Dataset records
----------------------------------------
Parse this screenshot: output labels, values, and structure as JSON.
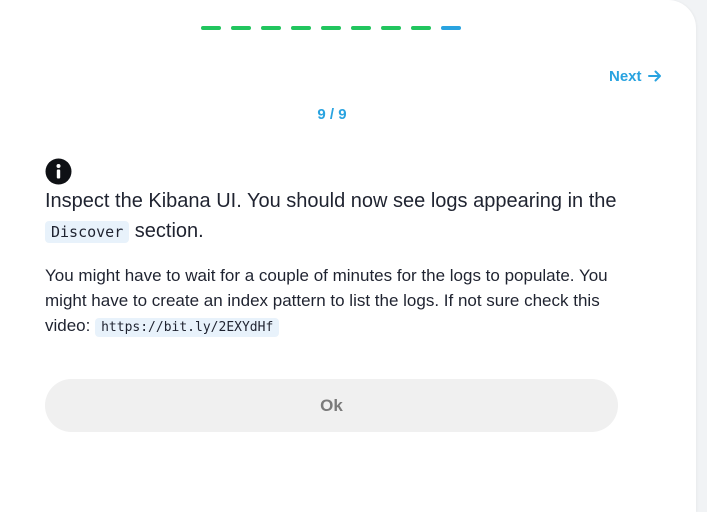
{
  "progress": {
    "total_steps": 9,
    "current_step": 9,
    "completed_color": "#22c55e",
    "current_color": "#29a3e0"
  },
  "nav": {
    "next_label": "Next",
    "next_icon": "arrow-right-icon"
  },
  "step_counter": "9 / 9",
  "content": {
    "info_icon": "info-icon",
    "headline_before": "Inspect the Kibana UI. You should now see logs appearing in the ",
    "headline_code": "Discover",
    "headline_after": " section.",
    "body_text": "You might have to wait for a couple of minutes for the logs to populate. You might have to create an index pattern to list the logs. If not sure check this video: ",
    "body_code": "https://bit.ly/2EXYdHf"
  },
  "actions": {
    "ok_label": "Ok"
  },
  "colors": {
    "accent": "#29a3e0",
    "text": "#1f2330",
    "code_bg": "#e8f2fb",
    "button_bg": "#f0f0f0"
  }
}
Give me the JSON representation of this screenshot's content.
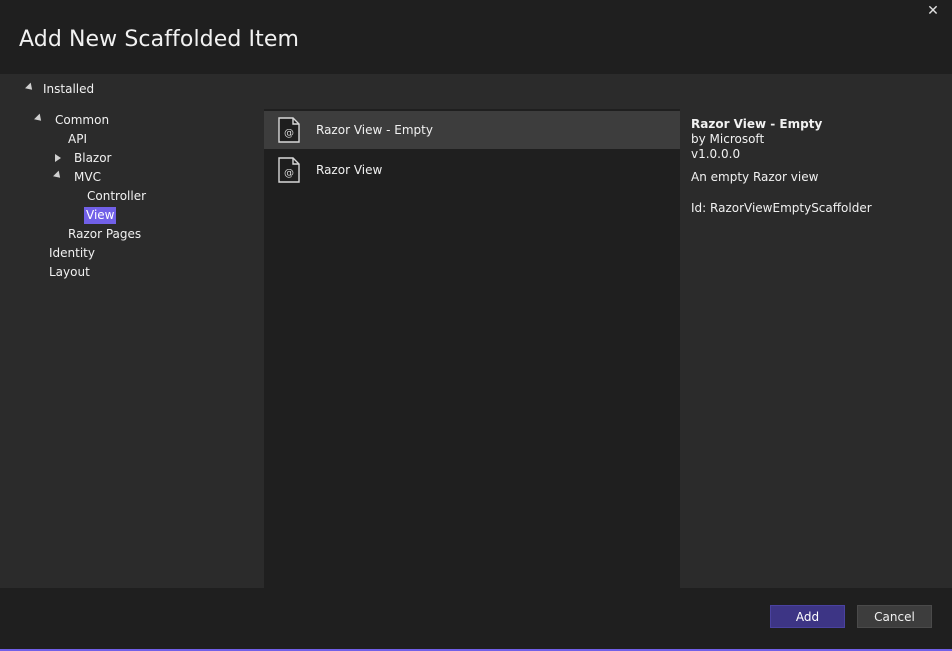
----------------------------------------
◆ **Direction**:
Generate a word-for-word copy of the preceding records, excluding all pictures.

◆ **Exercise solution**:
Parse this screenshot: output labels, values, and structure as JSON.
{
  "progress": {
    "total_steps": 9,
    "current_step": 9,
    "completed_color": "#22c55e",
    "current_color": "#29a3e0"
  },
  "nav": {
    "next_label": "Next",
    "next_icon": "arrow-right-icon"
  },
  "step_counter": "9 / 9",
  "content": {
    "info_icon": "info-icon",
    "headline_before": "Inspect the Kibana UI. You should now see logs appearing in the ",
    "headline_code": "Discover",
    "headline_after": " section.",
    "body_text": "You might have to wait for a couple of minutes for the logs to populate. You might have to create an index pattern to list the logs. If not sure check this video: ",
    "body_code": "https://bit.ly/2EXYdHf"
  },
  "actions": {
    "ok_label": "Ok"
  },
  "colors": {
    "accent": "#29a3e0",
    "text": "#1f2330",
    "code_bg": "#e8f2fb",
    "button_bg": "#f0f0f0"
  }
}
Give me the JSON representation of this screenshot's content.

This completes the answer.